§ Work to complete
Make an exact copy of all the entries below, with the pictures left out.

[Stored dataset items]
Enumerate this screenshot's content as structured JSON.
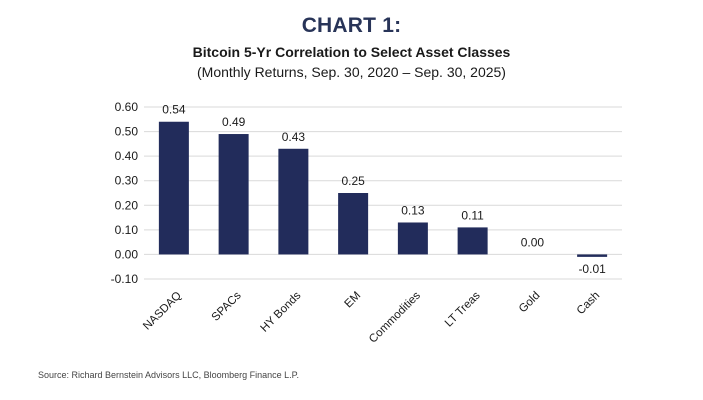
{
  "header": {
    "label": "CHART 1:",
    "title": "Bitcoin 5-Yr Correlation to Select Asset Classes",
    "subtitle": "(Monthly Returns, Sep. 30, 2020 – Sep. 30, 2025)"
  },
  "source": "Source: Richard Bernstein Advisors LLC, Bloomberg Finance L.P.",
  "colors": {
    "title": "#283458",
    "bar": "#222c5b",
    "grid": "#d9d9d9"
  },
  "chart_data": {
    "type": "bar",
    "categories": [
      "NASDAQ",
      "SPACs",
      "HY Bonds",
      "EM",
      "Commodities",
      "LT Treas",
      "Gold",
      "Cash"
    ],
    "values": [
      0.54,
      0.49,
      0.43,
      0.25,
      0.13,
      0.11,
      0.0,
      -0.01
    ],
    "value_labels": [
      "0.54",
      "0.49",
      "0.43",
      "0.25",
      "0.13",
      "0.11",
      "0.00",
      "-0.01"
    ],
    "ylim": [
      -0.1,
      0.6
    ],
    "yticks": [
      -0.1,
      0.0,
      0.1,
      0.2,
      0.3,
      0.4,
      0.5,
      0.6
    ],
    "ytick_labels": [
      "-0.10",
      "0.00",
      "0.10",
      "0.20",
      "0.30",
      "0.40",
      "0.50",
      "0.60"
    ],
    "grid": true,
    "legend": false
  }
}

§ Exercise result
Enumerate this screenshot's content as structured JSON.
{
  "header": {
    "label": "CHART 1:",
    "title": "Bitcoin 5-Yr Correlation to Select Asset Classes",
    "subtitle": "(Monthly Returns, Sep. 30, 2020 – Sep. 30, 2025)"
  },
  "source": "Source: Richard Bernstein Advisors LLC, Bloomberg Finance L.P.",
  "colors": {
    "title": "#283458",
    "bar": "#222c5b",
    "grid": "#d9d9d9"
  },
  "chart_data": {
    "type": "bar",
    "categories": [
      "NASDAQ",
      "SPACs",
      "HY Bonds",
      "EM",
      "Commodities",
      "LT Treas",
      "Gold",
      "Cash"
    ],
    "values": [
      0.54,
      0.49,
      0.43,
      0.25,
      0.13,
      0.11,
      0.0,
      -0.01
    ],
    "value_labels": [
      "0.54",
      "0.49",
      "0.43",
      "0.25",
      "0.13",
      "0.11",
      "0.00",
      "-0.01"
    ],
    "ylim": [
      -0.1,
      0.6
    ],
    "yticks": [
      -0.1,
      0.0,
      0.1,
      0.2,
      0.3,
      0.4,
      0.5,
      0.6
    ],
    "ytick_labels": [
      "-0.10",
      "0.00",
      "0.10",
      "0.20",
      "0.30",
      "0.40",
      "0.50",
      "0.60"
    ],
    "grid": true,
    "legend": false
  }
}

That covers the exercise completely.